* BEGIN *

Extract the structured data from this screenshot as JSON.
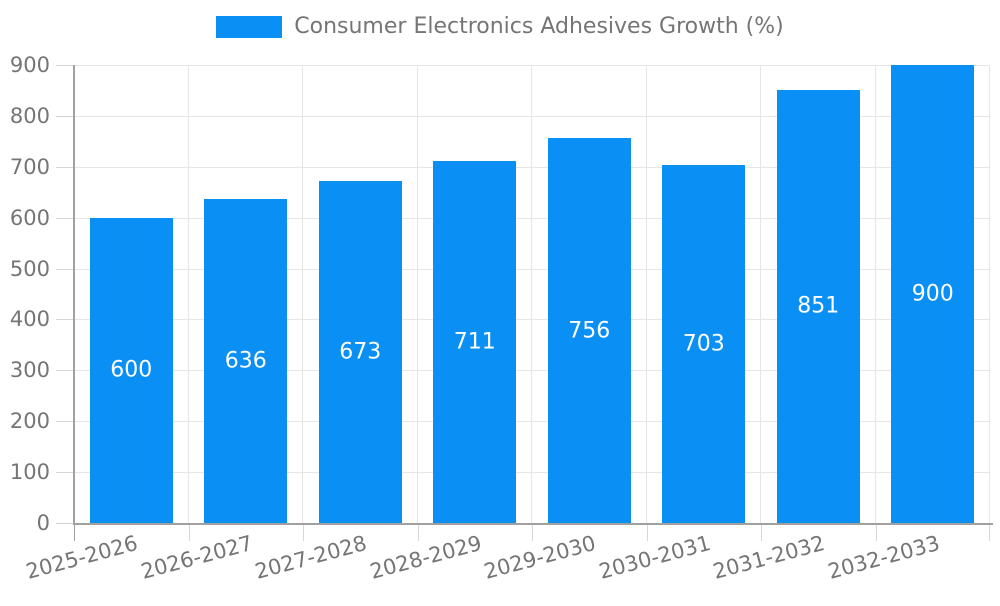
{
  "legend": {
    "label": "Consumer Electronics Adhesives Growth (%)"
  },
  "chart_data": {
    "type": "bar",
    "title": "Consumer Electronics Adhesives Growth (%)",
    "categories": [
      "2025-2026",
      "2026-2027",
      "2027-2028",
      "2028-2029",
      "2029-2030",
      "2030-2031",
      "2031-2032",
      "2032-2033"
    ],
    "values": [
      600,
      636,
      673,
      711,
      756,
      703,
      851,
      900
    ],
    "xlabel": "",
    "ylabel": "",
    "ylim": [
      0,
      900
    ],
    "ytick_interval": 100,
    "ytick_labels": [
      "0",
      "100",
      "200",
      "300",
      "400",
      "500",
      "600",
      "700",
      "800",
      "900"
    ],
    "grid": true,
    "legend_position": "top-center",
    "bar_labels_inside": true,
    "colors": {
      "bar": "#0a8ff5",
      "bar_label": "#ffffff",
      "axis": "#a0a0a0",
      "grid": "#e6e6e6",
      "tick": "#d6d6d6",
      "text": "#757575"
    }
  }
}
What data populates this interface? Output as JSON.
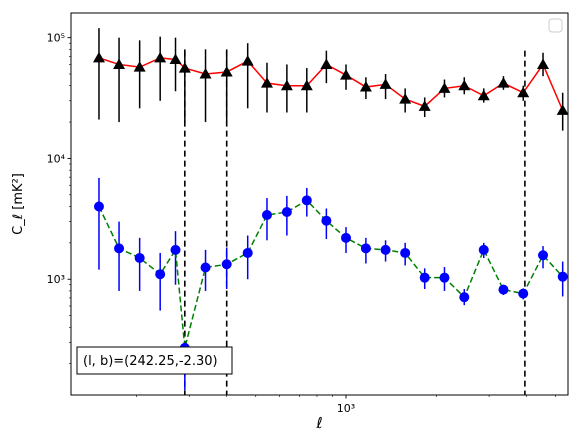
{
  "chart_data": {
    "type": "scatter",
    "xlabel": "ℓ",
    "ylabel": "C_ℓ [mK²]",
    "x_scale": "log",
    "y_scale": "log",
    "xlim": [
      121,
      5500
    ],
    "ylim": [
      110,
      160000
    ],
    "x_ticks": [
      {
        "value": 1000,
        "label": "10³"
      }
    ],
    "y_ticks": [
      {
        "value": 1000,
        "label": "10³"
      },
      {
        "value": 10000,
        "label": "10⁴"
      },
      {
        "value": 100000,
        "label": "10⁵"
      }
    ],
    "annotation": "(l, b)=(242.25,-2.30)",
    "legend": {
      "placement": "top-right",
      "entries": []
    },
    "vertical_lines": [
      {
        "x": 290
      },
      {
        "x": 400
      },
      {
        "x": 3950
      }
    ],
    "series": [
      {
        "marker": "triangle",
        "marker_color": "#000000",
        "line_color": "#ff0000",
        "line_style": "solid",
        "error_color": "#000000",
        "x": [
          150,
          175,
          205,
          240,
          270,
          290,
          340,
          400,
          470,
          545,
          635,
          740,
          860,
          1000,
          1165,
          1355,
          1575,
          1830,
          2130,
          2480,
          2880,
          3350,
          3900,
          4540,
          5280
        ],
        "y": [
          68000,
          60000,
          57000,
          68000,
          66000,
          56000,
          50000,
          52000,
          64000,
          42000,
          40000,
          40000,
          60000,
          49000,
          39000,
          41000,
          31000,
          27000,
          38000,
          40000,
          33000,
          42000,
          35000,
          60000,
          25000
        ],
        "yerr_low": [
          47000,
          40000,
          31000,
          38000,
          30000,
          36000,
          30000,
          32000,
          38000,
          18000,
          16000,
          16000,
          18000,
          12000,
          8000,
          10000,
          7000,
          5000,
          6000,
          6000,
          4000,
          5000,
          5000,
          12000,
          8000
        ],
        "yerr_high": [
          52000,
          40000,
          38000,
          34000,
          34000,
          24000,
          30000,
          28000,
          26000,
          20000,
          20000,
          16000,
          18000,
          11000,
          8000,
          9000,
          7000,
          5000,
          7000,
          7000,
          5000,
          6000,
          5000,
          15000,
          10000
        ]
      },
      {
        "marker": "circle",
        "marker_color": "#0000ff",
        "line_color": "#008000",
        "line_style": "dashed",
        "error_color": "#0000ff",
        "x": [
          150,
          175,
          205,
          240,
          270,
          290,
          340,
          400,
          470,
          545,
          635,
          740,
          860,
          1000,
          1165,
          1355,
          1575,
          1830,
          2130,
          2480,
          2880,
          3350,
          3900,
          4540,
          5280
        ],
        "y": [
          4000,
          1800,
          1500,
          1100,
          1750,
          270,
          1250,
          1330,
          1650,
          3400,
          3600,
          4500,
          3050,
          2200,
          1800,
          1750,
          1650,
          1030,
          1030,
          710,
          1750,
          820,
          760,
          1580,
          1050
        ],
        "yerr_low": [
          2800,
          1000,
          700,
          550,
          850,
          150,
          450,
          500,
          650,
          1300,
          1300,
          1200,
          900,
          550,
          450,
          350,
          350,
          200,
          230,
          100,
          250,
          80,
          80,
          350,
          330
        ],
        "yerr_high": [
          2900,
          1200,
          700,
          550,
          750,
          0,
          500,
          500,
          650,
          1300,
          1300,
          1200,
          800,
          500,
          400,
          350,
          350,
          200,
          230,
          120,
          250,
          80,
          80,
          300,
          350
        ]
      }
    ]
  }
}
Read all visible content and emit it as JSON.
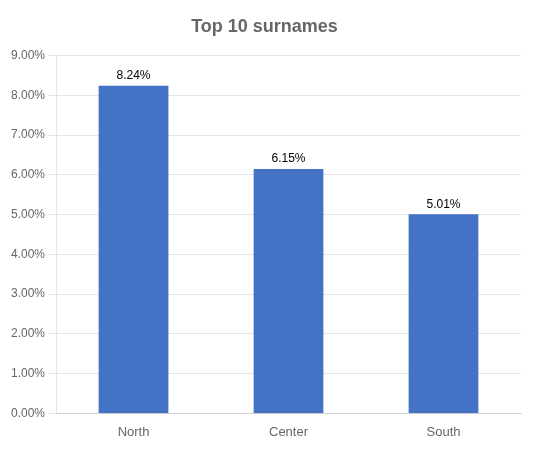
{
  "chart_data": {
    "type": "bar",
    "title": "Top 10 surnames",
    "categories": [
      "North",
      "Center",
      "South"
    ],
    "values": [
      0.0824,
      0.0615,
      0.0501
    ],
    "value_labels": [
      "8.24%",
      "6.15%",
      "5.01%"
    ],
    "data_labels": true,
    "color": "#4472C4",
    "ylim": [
      0,
      0.09
    ],
    "yticks": [
      {
        "value": 0.0,
        "label": "0.00%"
      },
      {
        "value": 0.01,
        "label": "1.00%"
      },
      {
        "value": 0.02,
        "label": "2.00%"
      },
      {
        "value": 0.03,
        "label": "3.00%"
      },
      {
        "value": 0.04,
        "label": "4.00%"
      },
      {
        "value": 0.05,
        "label": "5.00%"
      },
      {
        "value": 0.06,
        "label": "6.00%"
      },
      {
        "value": 0.07,
        "label": "7.00%"
      },
      {
        "value": 0.08,
        "label": "8.00%"
      },
      {
        "value": 0.09,
        "label": "9.00%"
      }
    ],
    "grid": true
  }
}
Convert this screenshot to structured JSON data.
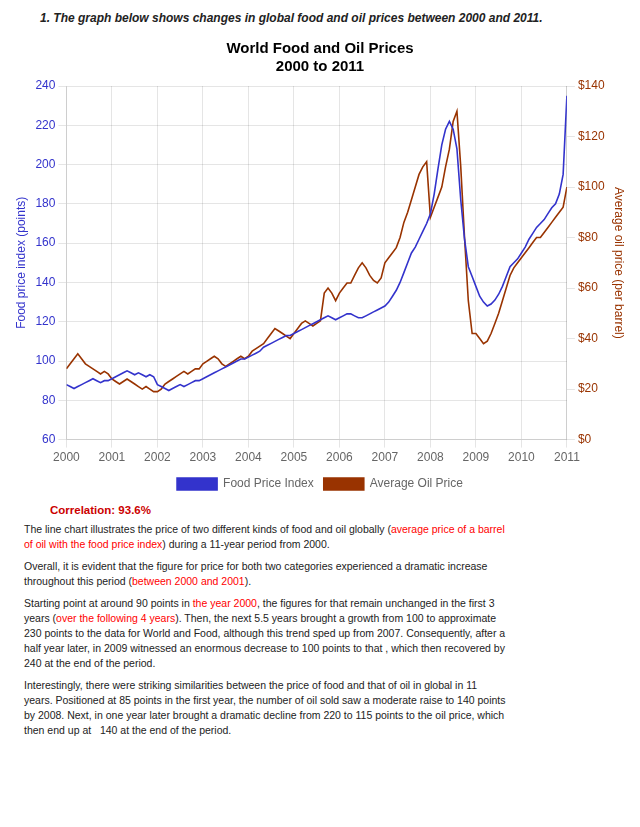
{
  "chart_data": {
    "type": "line",
    "title": "World Food and Oil Prices",
    "subtitle": "2000 to 2011",
    "ylabel": "Food price index (points)",
    "y2label": "Average oil price (per barrel)",
    "xlim": [
      2000,
      2011
    ],
    "xticks": [
      2000,
      2001,
      2002,
      2003,
      2004,
      2005,
      2006,
      2007,
      2008,
      2009,
      2010,
      2011
    ],
    "ylim": [
      60,
      240
    ],
    "yticks": [
      60,
      80,
      100,
      120,
      140,
      160,
      180,
      200,
      220,
      240
    ],
    "y2lim": [
      0,
      140
    ],
    "y2ticks": [
      {
        "value": 0,
        "label": "$0"
      },
      {
        "value": 20,
        "label": "$20"
      },
      {
        "value": 40,
        "label": "$40"
      },
      {
        "value": 60,
        "label": "$60"
      },
      {
        "value": 80,
        "label": "$80"
      },
      {
        "value": 100,
        "label": "$100"
      },
      {
        "value": 120,
        "label": "$120"
      },
      {
        "value": 140,
        "label": "$140"
      }
    ],
    "grid": true,
    "legend": "bottom",
    "x": [
      2000.0,
      2000.083,
      2000.167,
      2000.25,
      2000.333,
      2000.417,
      2000.5,
      2000.583,
      2000.667,
      2000.75,
      2000.833,
      2000.917,
      2001.0,
      2001.083,
      2001.167,
      2001.25,
      2001.333,
      2001.417,
      2001.5,
      2001.583,
      2001.667,
      2001.75,
      2001.833,
      2001.917,
      2002.0,
      2002.083,
      2002.167,
      2002.25,
      2002.333,
      2002.417,
      2002.5,
      2002.583,
      2002.667,
      2002.75,
      2002.833,
      2002.917,
      2003.0,
      2003.083,
      2003.167,
      2003.25,
      2003.333,
      2003.417,
      2003.5,
      2003.583,
      2003.667,
      2003.75,
      2003.833,
      2003.917,
      2004.0,
      2004.083,
      2004.167,
      2004.25,
      2004.333,
      2004.417,
      2004.5,
      2004.583,
      2004.667,
      2004.75,
      2004.833,
      2004.917,
      2005.0,
      2005.083,
      2005.167,
      2005.25,
      2005.333,
      2005.417,
      2005.5,
      2005.583,
      2005.667,
      2005.75,
      2005.833,
      2005.917,
      2006.0,
      2006.083,
      2006.167,
      2006.25,
      2006.333,
      2006.417,
      2006.5,
      2006.583,
      2006.667,
      2006.75,
      2006.833,
      2006.917,
      2007.0,
      2007.083,
      2007.167,
      2007.25,
      2007.333,
      2007.417,
      2007.5,
      2007.583,
      2007.667,
      2007.75,
      2007.833,
      2007.917,
      2008.0,
      2008.083,
      2008.167,
      2008.25,
      2008.333,
      2008.417,
      2008.5,
      2008.583,
      2008.667,
      2008.75,
      2008.833,
      2008.917,
      2009.0,
      2009.083,
      2009.167,
      2009.25,
      2009.333,
      2009.417,
      2009.5,
      2009.583,
      2009.667,
      2009.75,
      2009.833,
      2009.917,
      2010.0,
      2010.083,
      2010.167,
      2010.25,
      2010.333,
      2010.417,
      2010.5,
      2010.583,
      2010.667,
      2010.75,
      2010.833,
      2010.917,
      2011.0
    ],
    "series": [
      {
        "name": "Food Price Index",
        "color": "#3333cc",
        "axis": "y",
        "values": [
          88,
          87,
          86,
          87,
          88,
          89,
          90,
          91,
          90,
          89,
          90,
          90,
          91,
          92,
          93,
          94,
          95,
          94,
          93,
          94,
          93,
          92,
          93,
          92,
          88,
          87,
          86,
          85,
          86,
          87,
          88,
          87,
          88,
          89,
          90,
          90,
          91,
          92,
          93,
          94,
          95,
          96,
          97,
          98,
          99,
          100,
          101,
          101,
          102,
          103,
          104,
          105,
          107,
          108,
          109,
          110,
          111,
          112,
          113,
          113,
          114,
          115,
          116,
          117,
          118,
          119,
          120,
          121,
          122,
          123,
          122,
          121,
          122,
          123,
          124,
          124,
          123,
          122,
          122,
          123,
          124,
          125,
          126,
          127,
          128,
          130,
          133,
          136,
          140,
          145,
          150,
          155,
          158,
          162,
          166,
          170,
          175,
          185,
          198,
          210,
          218,
          222,
          218,
          208,
          182,
          162,
          148,
          143,
          138,
          133,
          130,
          128,
          129,
          131,
          134,
          138,
          143,
          148,
          150,
          152,
          155,
          158,
          162,
          165,
          168,
          170,
          172,
          175,
          178,
          180,
          185,
          195,
          235
        ]
      },
      {
        "name": "Average Oil Price",
        "color": "#993300",
        "axis": "y2",
        "values": [
          28,
          30,
          32,
          34,
          32,
          30,
          29,
          28,
          27,
          26,
          27,
          26,
          24,
          23,
          22,
          23,
          24,
          23,
          22,
          21,
          20,
          21,
          20,
          19,
          19,
          20,
          22,
          23,
          24,
          25,
          26,
          27,
          26,
          27,
          28,
          28,
          30,
          31,
          32,
          33,
          32,
          30,
          29,
          30,
          31,
          32,
          33,
          32,
          33,
          35,
          36,
          37,
          38,
          40,
          42,
          44,
          43,
          42,
          41,
          40,
          42,
          44,
          46,
          47,
          46,
          45,
          46,
          47,
          58,
          60,
          58,
          55,
          58,
          60,
          62,
          62,
          65,
          68,
          70,
          68,
          65,
          63,
          62,
          64,
          70,
          72,
          74,
          76,
          80,
          86,
          90,
          95,
          100,
          105,
          108,
          110,
          88,
          92,
          96,
          100,
          108,
          115,
          126,
          130,
          108,
          80,
          55,
          42,
          42,
          40,
          38,
          39,
          42,
          46,
          50,
          55,
          60,
          65,
          68,
          70,
          72,
          74,
          76,
          78,
          80,
          80,
          82,
          84,
          86,
          88,
          90,
          92,
          100
        ]
      }
    ],
    "annotations": [
      [
        [
          {
            "text": "1.  The graph below shows changes in global food and oil prices between 2000 and 2011."
          }
        ]
      ],
      [
        [
          {
            "text": "Correlation: 93.6%",
            "color": "#cc0000"
          }
        ]
      ],
      [
        [
          {
            "text": "The line chart illustrates the price of two different kinds of food and oil globally ("
          },
          {
            "text": "average price of a barrel",
            "color": "red"
          }
        ],
        [
          {
            "text": "of oil with the food price index",
            "color": "red"
          },
          {
            "text": ") during a 11-year period from 2000."
          }
        ]
      ],
      [
        [
          {
            "text": "Overall, it is evident that the figure for price for both two categories experienced a dramatic increase"
          }
        ],
        [
          {
            "text": "throughout this period ("
          },
          {
            "text": "between 2000 and 2001",
            "color": "red"
          },
          {
            "text": ")."
          }
        ]
      ],
      [
        [
          {
            "text": "Starting point at around 90 points in "
          },
          {
            "text": "the year 2000",
            "color": "red"
          },
          {
            "text": ", the figures for that remain unchanged in the first 3"
          }
        ],
        [
          {
            "text": "years ("
          },
          {
            "text": "over the following 4 years",
            "color": "red"
          },
          {
            "text": "). Then, the next 5.5 years brought a growth from 100 to approximate"
          }
        ],
        [
          {
            "text": "230 points to the data for World and Food, although this trend sped up from 2007. Consequently, after a"
          }
        ],
        [
          {
            "text": "half year later, in 2009 witnessed an enormous decrease to 100 points to that , which then recovered by"
          }
        ],
        [
          {
            "text": "240 at the end of the period."
          }
        ]
      ],
      [
        [
          {
            "text": "Interestingly, there were striking similarities between the price of food and that of oil in global in 11"
          }
        ],
        [
          {
            "text": "years. Positioned at 85 points in the first year, the number of oil sold saw a moderate raise to 140 points"
          }
        ],
        [
          {
            "text": "by 2008. Next, in one year later brought a dramatic decline from 220 to 115 points to the oil price, which"
          }
        ],
        [
          {
            "text": "then end up at   140 at the end of the period."
          }
        ]
      ]
    ]
  }
}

* END *

Directions for this task => Locate each line containing the string "World" and show it.

Result =>
    "title": "World Food and Oil Prices",
            "text": "230 points to the data for World and Food, although this trend sped up from 2007. Consequently, after a"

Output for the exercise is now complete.